Selection –

This updates the object storage to indicate this server is now the master and
any updates from the old master should be ignored by any other MyHoard
instances. (The old master could still be alive at this point but e.g.
responding so slowly that it is considered to be unavailable yet it might be
able to accept writes and back those up before going totally away and those
transactions must be ignored when restoring backups in the future because they
have not been replicated to the new master server.) After the initial object
storage state update is complete MyHoard switches itself to `active` mode and
resumes uploading binary logs to the currently active backup stream starting
from the first binary log that contains transactions that have not yet been
backed up.

# Requirements

MyHoard requires Python 3.10 or later and some additional components to operate:

- [percona-xtrabackup](https://github.com/percona/percona-xtrabackup)
- [python3-PyMySQL](https://github.com/PyMySQL/PyMySQL)
- [python3-rohmu](https://github.com/aiven/rohmu)
- [MySQL server 8.x+](https://www.oracle.com/mysql/)

Currently MyHoard only works on Linux and expects MySQL service to be managed
via systemd.

MyHoard requires MySQL to be used and configured in a specific manner in order
for it to work properly:

- Single writable master, N read only standbys
- Binary logging enabled both on master and on standbys
- `binlog_format` set to `ROW`
- Global transaction identifiers (GTIDs) enabled
- Use of only InnoDB databases

# Configuration options

`myhoard.json` has an example configuration that shows the structure of the
config file and has reasonable default values for many of the settings. Below
is full list the settings and the effect of each.

Task objective – Repeat the section of the MyHoard text that starts at "# Requirements" and ends at "[MySQL server 8.x+](https://www.oracle.com/mysql/)".

Data extract –
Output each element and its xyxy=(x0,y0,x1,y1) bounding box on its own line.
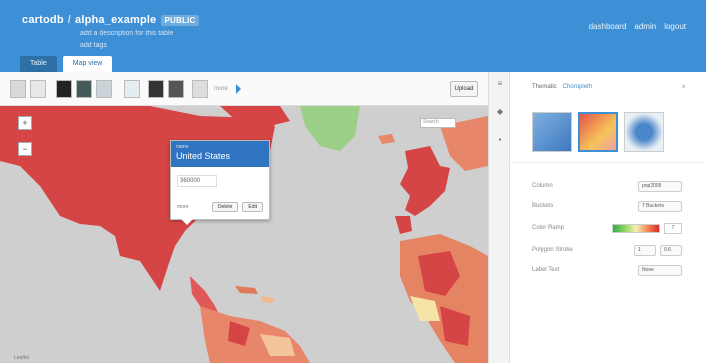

Exercise answer –
# Requirements

MyHoard requires Python 3.10 or later and some additional components to operate:

- [percona-xtrabackup](https://github.com/percona/percona-xtrabackup)
- [python3-PyMySQL](https://github.com/PyMySQL/PyMySQL)
- [python3-rohmu](https://github.com/aiven/rohmu)
- [MySQL server 8.x+](https://www.oracle.com/mysql/)